──────── DATA TO USE ────────

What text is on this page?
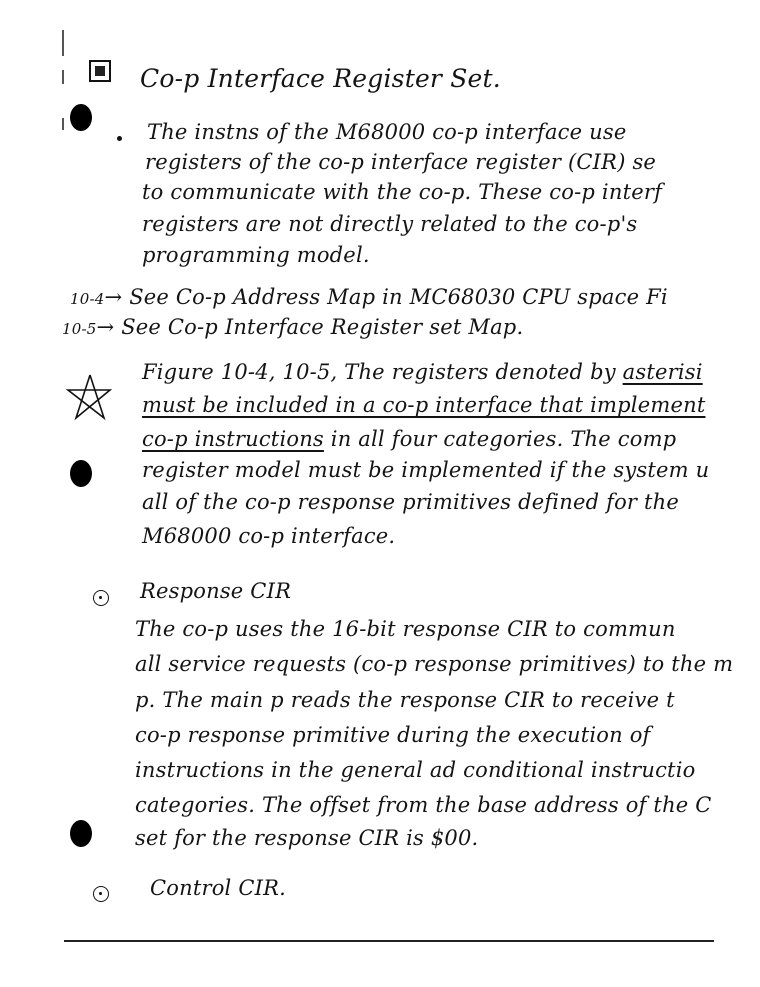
Co-p Interface Register Set.
The instns of the M68000 co-p interface use
registers of the co-p interface register (CIR) se
to communicate with the co-p. These co-p interf
registers are not directly related to the co-p's
programming model.
10-4→ See Co-p Address Map in MC68030 CPU space Fi
10-5→ See Co-p Interface Register set Map.
Figure 10-4, 10-5, The registers denoted by asterisi
must be included in a co-p interface that implement
co-p instructions in all four categories. The comp
register model must be implemented if the system u
all of the co-p response primitives defined for the
M68000 co-p interface.
Response CIR
The co-p uses the 16-bit response CIR to commun
all service requests (co-p response primitives) to the m
p. The main p reads the response CIR to receive t
co-p response primitive during the execution of
instructions in the general ad conditional instructio
categories. The offset from the base address of the C
set for the response CIR is $00.
Control CIR.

────────

§ REQUEST
Without including any picture, retype the entries exactly.

§ TASK RESPONSE
What text is on this page?
Co-p Interface Register Set.
The instns of the M68000 co-p interface use
registers of the co-p interface register (CIR) se
to communicate with the co-p. These co-p interf
registers are not directly related to the co-p's
programming model.
10-4→ See Co-p Address Map in MC68030 CPU space Fi
10-5→ See Co-p Interface Register set Map.
Figure 10-4, 10-5, The registers denoted by asterisi
must be included in a co-p interface that implement
co-p instructions in all four categories. The comp
register model must be implemented if the system u
all of the co-p response primitives defined for the
M68000 co-p interface.
Response CIR
The co-p uses the 16-bit response CIR to commun
all service requests (co-p response primitives) to the m
p. The main p reads the response CIR to receive t
co-p response primitive during the execution of
instructions in the general ad conditional instructio
categories. The offset from the base address of the C
set for the response CIR is $00.
Control CIR.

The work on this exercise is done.